▶ **Task to complete**
Copy the data exactly; pictures stay out of the copy.

▶ **Input data**
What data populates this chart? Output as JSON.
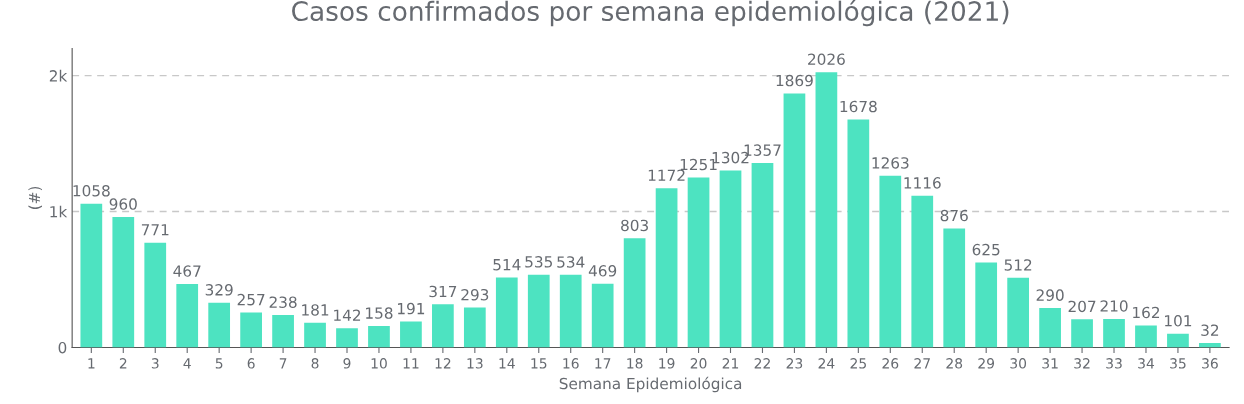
{
  "chart_data": {
    "type": "bar",
    "title": "Casos confirmados por semana epidemiológica (2021)",
    "xlabel": "Semana Epidemiológica",
    "ylabel": "(#)",
    "categories": [
      "1",
      "2",
      "3",
      "4",
      "5",
      "6",
      "7",
      "8",
      "9",
      "10",
      "11",
      "12",
      "13",
      "14",
      "15",
      "16",
      "17",
      "18",
      "19",
      "20",
      "21",
      "22",
      "23",
      "24",
      "25",
      "26",
      "27",
      "28",
      "29",
      "30",
      "31",
      "32",
      "33",
      "34",
      "35",
      "36"
    ],
    "values": [
      1058,
      960,
      771,
      467,
      329,
      257,
      238,
      181,
      142,
      158,
      191,
      317,
      293,
      514,
      535,
      534,
      469,
      803,
      1172,
      1251,
      1302,
      1357,
      1869,
      2026,
      1678,
      1263,
      1116,
      876,
      625,
      512,
      290,
      207,
      210,
      162,
      101,
      32
    ],
    "color": "#4de3c1",
    "ylim": [
      0,
      2200
    ],
    "yticks": [
      {
        "value": 0,
        "label": "0"
      },
      {
        "value": 1000,
        "label": "1k"
      },
      {
        "value": 2000,
        "label": "2k"
      }
    ],
    "grid": "y",
    "line_style": "dashed",
    "data_labels": true
  }
}
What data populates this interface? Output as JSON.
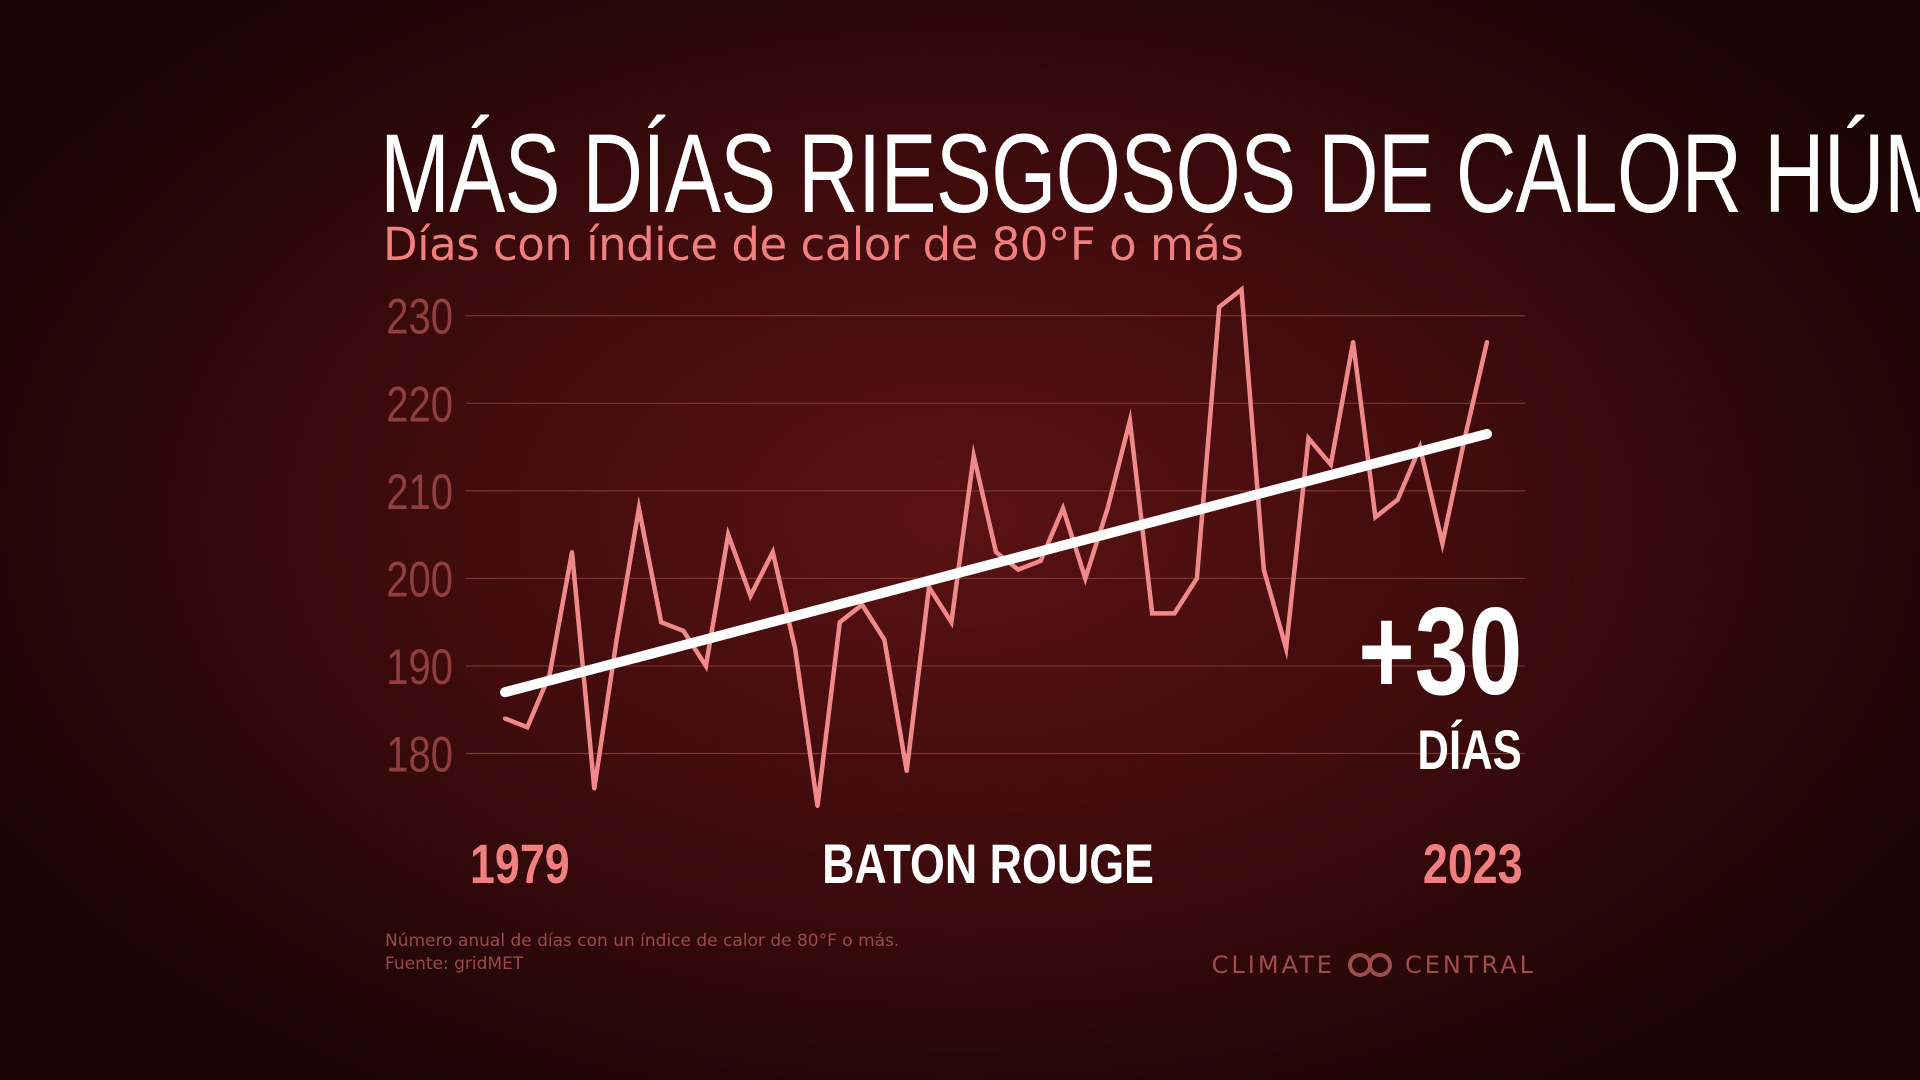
{
  "title": "MÁS DÍAS RIESGOSOS DE CALOR HÚMEDO",
  "subtitle": "Días con índice de calor de 80°F o más",
  "location": "BATON ROUGE",
  "annotation": {
    "value": "+30",
    "unit": "DÍAS"
  },
  "footnote": {
    "description": "Número anual de días con un índice de calor de 80°F o más.",
    "source": "Fuente: gridMET"
  },
  "brand": {
    "left_word": "CLIMATE",
    "right_word": "CENTRAL",
    "logo_icon": "linked-circles-icon"
  },
  "colors": {
    "series": "#f08a8a",
    "trend": "#ffffff",
    "tick_label": "#8f3f3f",
    "gridline": "#7a3434",
    "background": "#3e0b0c"
  },
  "chart_data": {
    "type": "line",
    "title": "MÁS DÍAS RIESGOSOS DE CALOR HÚMEDO",
    "subtitle": "Días con índice de calor de 80°F o más",
    "xlabel": "",
    "ylabel": "",
    "x": [
      1979,
      1980,
      1981,
      1982,
      1983,
      1984,
      1985,
      1986,
      1987,
      1988,
      1989,
      1990,
      1991,
      1992,
      1993,
      1994,
      1995,
      1996,
      1997,
      1998,
      1999,
      2000,
      2001,
      2002,
      2003,
      2004,
      2005,
      2006,
      2007,
      2008,
      2009,
      2010,
      2011,
      2012,
      2013,
      2014,
      2015,
      2016,
      2017,
      2018,
      2019,
      2020,
      2021,
      2022,
      2023
    ],
    "x_tick_labels": [
      "1979",
      "2023"
    ],
    "y_ticks": [
      180,
      190,
      200,
      210,
      220,
      230
    ],
    "ylim": [
      175,
      233
    ],
    "grid": true,
    "legend": "none",
    "series": [
      {
        "values": [
          184,
          183,
          189,
          203,
          176,
          193,
          208,
          195,
          194,
          190,
          205,
          198,
          203,
          192,
          174,
          195,
          197,
          193,
          178,
          199,
          195,
          214,
          203,
          201,
          202,
          208,
          200,
          208,
          218,
          196,
          196,
          200,
          231,
          233,
          201,
          192,
          216,
          213,
          227,
          207,
          209,
          215,
          204,
          216,
          227
        ]
      }
    ],
    "trend": {
      "start": [
        1979,
        187
      ],
      "end": [
        2023,
        216.5
      ]
    },
    "change": "+30",
    "change_unit": "DÍAS"
  }
}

▶ **Solved problem**
What data populates this chart? Output as JSON.
{
  "chart_data": {
    "type": "bar",
    "title": "Casos confirmados por semana epidemiológica (2021)",
    "xlabel": "Semana Epidemiológica",
    "ylabel": "(#)",
    "categories": [
      "1",
      "2",
      "3",
      "4",
      "5",
      "6",
      "7",
      "8",
      "9",
      "10",
      "11",
      "12",
      "13",
      "14",
      "15",
      "16",
      "17",
      "18",
      "19",
      "20",
      "21",
      "22",
      "23",
      "24",
      "25",
      "26",
      "27",
      "28",
      "29",
      "30",
      "31",
      "32",
      "33",
      "34",
      "35",
      "36"
    ],
    "values": [
      1058,
      960,
      771,
      467,
      329,
      257,
      238,
      181,
      142,
      158,
      191,
      317,
      293,
      514,
      535,
      534,
      469,
      803,
      1172,
      1251,
      1302,
      1357,
      1869,
      2026,
      1678,
      1263,
      1116,
      876,
      625,
      512,
      290,
      207,
      210,
      162,
      101,
      32
    ],
    "color": "#4de3c1",
    "ylim": [
      0,
      2200
    ],
    "yticks": [
      {
        "value": 0,
        "label": "0"
      },
      {
        "value": 1000,
        "label": "1k"
      },
      {
        "value": 2000,
        "label": "2k"
      }
    ],
    "grid": "y",
    "line_style": "dashed",
    "data_labels": true
  }
}
What data populates this interface? Output as JSON.
{
  "title": "MÁS DÍAS RIESGOSOS DE CALOR HÚMEDO",
  "subtitle": "Días con índice de calor de 80°F o más",
  "location": "BATON ROUGE",
  "annotation": {
    "value": "+30",
    "unit": "DÍAS"
  },
  "footnote": {
    "description": "Número anual de días con un índice de calor de 80°F o más.",
    "source": "Fuente: gridMET"
  },
  "brand": {
    "left_word": "CLIMATE",
    "right_word": "CENTRAL",
    "logo_icon": "linked-circles-icon"
  },
  "colors": {
    "series": "#f08a8a",
    "trend": "#ffffff",
    "tick_label": "#8f3f3f",
    "gridline": "#7a3434",
    "background": "#3e0b0c"
  },
  "chart_data": {
    "type": "line",
    "title": "MÁS DÍAS RIESGOSOS DE CALOR HÚMEDO",
    "subtitle": "Días con índice de calor de 80°F o más",
    "xlabel": "",
    "ylabel": "",
    "x": [
      1979,
      1980,
      1981,
      1982,
      1983,
      1984,
      1985,
      1986,
      1987,
      1988,
      1989,
      1990,
      1991,
      1992,
      1993,
      1994,
      1995,
      1996,
      1997,
      1998,
      1999,
      2000,
      2001,
      2002,
      2003,
      2004,
      2005,
      2006,
      2007,
      2008,
      2009,
      2010,
      2011,
      2012,
      2013,
      2014,
      2015,
      2016,
      2017,
      2018,
      2019,
      2020,
      2021,
      2022,
      2023
    ],
    "x_tick_labels": [
      "1979",
      "2023"
    ],
    "y_ticks": [
      180,
      190,
      200,
      210,
      220,
      230
    ],
    "ylim": [
      175,
      233
    ],
    "grid": true,
    "legend": "none",
    "series": [
      {
        "values": [
          184,
          183,
          189,
          203,
          176,
          193,
          208,
          195,
          194,
          190,
          205,
          198,
          203,
          192,
          174,
          195,
          197,
          193,
          178,
          199,
          195,
          214,
          203,
          201,
          202,
          208,
          200,
          208,
          218,
          196,
          196,
          200,
          231,
          233,
          201,
          192,
          216,
          213,
          227,
          207,
          209,
          215,
          204,
          216,
          227
        ]
      }
    ],
    "trend": {
      "start": [
        1979,
        187
      ],
      "end": [
        2023,
        216.5
      ]
    },
    "change": "+30",
    "change_unit": "DÍAS"
  }
}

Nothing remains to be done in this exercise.